#### PROVIDED INFORMATION ####

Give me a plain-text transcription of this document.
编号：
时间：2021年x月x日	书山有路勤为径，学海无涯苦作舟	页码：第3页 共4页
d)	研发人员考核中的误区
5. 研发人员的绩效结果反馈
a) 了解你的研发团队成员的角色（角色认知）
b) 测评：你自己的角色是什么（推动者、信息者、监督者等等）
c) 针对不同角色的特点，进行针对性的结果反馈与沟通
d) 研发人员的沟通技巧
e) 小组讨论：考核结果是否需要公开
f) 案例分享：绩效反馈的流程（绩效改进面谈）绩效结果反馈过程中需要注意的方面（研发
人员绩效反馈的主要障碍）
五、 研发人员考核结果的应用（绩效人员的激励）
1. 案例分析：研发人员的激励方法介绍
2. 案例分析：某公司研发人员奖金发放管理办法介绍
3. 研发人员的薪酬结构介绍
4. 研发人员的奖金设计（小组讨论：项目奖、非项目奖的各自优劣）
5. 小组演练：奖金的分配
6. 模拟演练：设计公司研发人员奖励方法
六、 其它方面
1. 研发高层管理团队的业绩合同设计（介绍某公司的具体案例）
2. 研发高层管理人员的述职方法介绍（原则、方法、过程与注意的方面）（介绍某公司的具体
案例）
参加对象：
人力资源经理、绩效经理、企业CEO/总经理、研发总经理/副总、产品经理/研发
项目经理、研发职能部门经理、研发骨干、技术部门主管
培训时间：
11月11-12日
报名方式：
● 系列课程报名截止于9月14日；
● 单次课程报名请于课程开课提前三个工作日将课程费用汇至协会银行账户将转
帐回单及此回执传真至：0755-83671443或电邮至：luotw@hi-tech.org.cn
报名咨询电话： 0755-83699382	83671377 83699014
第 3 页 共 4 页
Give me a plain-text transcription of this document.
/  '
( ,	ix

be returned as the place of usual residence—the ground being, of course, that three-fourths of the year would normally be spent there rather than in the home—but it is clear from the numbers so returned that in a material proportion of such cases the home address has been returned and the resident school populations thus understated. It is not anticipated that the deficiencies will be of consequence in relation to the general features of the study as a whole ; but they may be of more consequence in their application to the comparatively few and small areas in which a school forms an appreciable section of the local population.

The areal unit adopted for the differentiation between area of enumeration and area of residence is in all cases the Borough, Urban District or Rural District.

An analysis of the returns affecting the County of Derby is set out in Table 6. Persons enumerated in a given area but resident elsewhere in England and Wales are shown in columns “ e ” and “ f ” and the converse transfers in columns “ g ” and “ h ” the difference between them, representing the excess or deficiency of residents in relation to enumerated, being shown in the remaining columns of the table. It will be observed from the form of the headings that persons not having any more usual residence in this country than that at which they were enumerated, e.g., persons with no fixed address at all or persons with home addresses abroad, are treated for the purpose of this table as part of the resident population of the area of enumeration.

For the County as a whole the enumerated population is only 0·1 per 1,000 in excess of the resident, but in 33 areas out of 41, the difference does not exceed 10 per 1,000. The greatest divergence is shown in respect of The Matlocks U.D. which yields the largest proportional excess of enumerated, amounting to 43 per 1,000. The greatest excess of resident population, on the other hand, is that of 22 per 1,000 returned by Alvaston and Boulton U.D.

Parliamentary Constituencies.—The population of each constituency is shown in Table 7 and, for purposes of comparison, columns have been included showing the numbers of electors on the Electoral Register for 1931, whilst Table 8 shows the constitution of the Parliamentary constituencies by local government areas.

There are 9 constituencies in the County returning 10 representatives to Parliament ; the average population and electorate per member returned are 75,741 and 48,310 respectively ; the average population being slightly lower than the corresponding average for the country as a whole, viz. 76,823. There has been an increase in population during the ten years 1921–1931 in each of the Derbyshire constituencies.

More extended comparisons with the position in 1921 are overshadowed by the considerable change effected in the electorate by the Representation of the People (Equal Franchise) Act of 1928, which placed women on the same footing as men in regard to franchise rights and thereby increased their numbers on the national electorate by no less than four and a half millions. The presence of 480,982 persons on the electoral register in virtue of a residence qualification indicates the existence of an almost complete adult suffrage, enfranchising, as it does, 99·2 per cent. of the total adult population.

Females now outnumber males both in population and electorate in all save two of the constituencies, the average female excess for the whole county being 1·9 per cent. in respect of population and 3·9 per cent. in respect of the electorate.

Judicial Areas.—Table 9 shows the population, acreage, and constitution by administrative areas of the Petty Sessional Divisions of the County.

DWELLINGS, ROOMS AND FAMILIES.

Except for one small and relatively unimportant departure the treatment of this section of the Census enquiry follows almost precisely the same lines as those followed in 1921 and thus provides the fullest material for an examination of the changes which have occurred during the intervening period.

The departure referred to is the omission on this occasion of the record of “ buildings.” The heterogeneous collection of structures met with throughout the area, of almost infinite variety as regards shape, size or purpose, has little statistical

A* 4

####
#### PROVIDED INFORMATION ####

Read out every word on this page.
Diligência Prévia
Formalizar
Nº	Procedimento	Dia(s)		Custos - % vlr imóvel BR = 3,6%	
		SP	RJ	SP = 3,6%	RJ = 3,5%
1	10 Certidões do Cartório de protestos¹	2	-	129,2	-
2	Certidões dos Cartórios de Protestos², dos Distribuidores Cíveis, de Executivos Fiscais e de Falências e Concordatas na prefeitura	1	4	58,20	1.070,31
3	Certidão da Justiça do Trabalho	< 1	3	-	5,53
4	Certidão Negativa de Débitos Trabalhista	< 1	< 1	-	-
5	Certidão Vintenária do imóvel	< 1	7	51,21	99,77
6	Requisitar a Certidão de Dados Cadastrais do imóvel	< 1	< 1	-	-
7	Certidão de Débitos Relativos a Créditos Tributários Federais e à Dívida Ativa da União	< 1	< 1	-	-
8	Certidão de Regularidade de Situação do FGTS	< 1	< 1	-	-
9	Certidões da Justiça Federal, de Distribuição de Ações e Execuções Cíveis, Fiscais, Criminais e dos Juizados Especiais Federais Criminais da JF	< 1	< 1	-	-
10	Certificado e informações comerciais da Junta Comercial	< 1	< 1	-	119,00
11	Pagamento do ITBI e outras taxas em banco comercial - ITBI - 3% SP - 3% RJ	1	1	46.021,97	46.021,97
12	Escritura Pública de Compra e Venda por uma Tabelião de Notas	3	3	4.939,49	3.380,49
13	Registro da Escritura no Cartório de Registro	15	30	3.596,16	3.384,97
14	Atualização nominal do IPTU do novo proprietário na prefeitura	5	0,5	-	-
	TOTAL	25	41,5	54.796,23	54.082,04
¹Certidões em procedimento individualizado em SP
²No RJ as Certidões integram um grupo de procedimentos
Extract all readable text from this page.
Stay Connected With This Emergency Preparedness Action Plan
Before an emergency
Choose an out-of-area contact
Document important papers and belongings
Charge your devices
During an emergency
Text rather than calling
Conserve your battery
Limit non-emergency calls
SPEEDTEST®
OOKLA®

####

> **TASK INSTRUCTIONS**
Find the word "Débitos" in the material, then list each line that holds it.

> **REPLY**
4	Certidão Negativa de Débitos Trabalhista	< 1	< 1	-	-
7	Certidão de Débitos Relativos a Créditos Tributários Federais e à Dívida Ativa da União	< 1	< 1	-	-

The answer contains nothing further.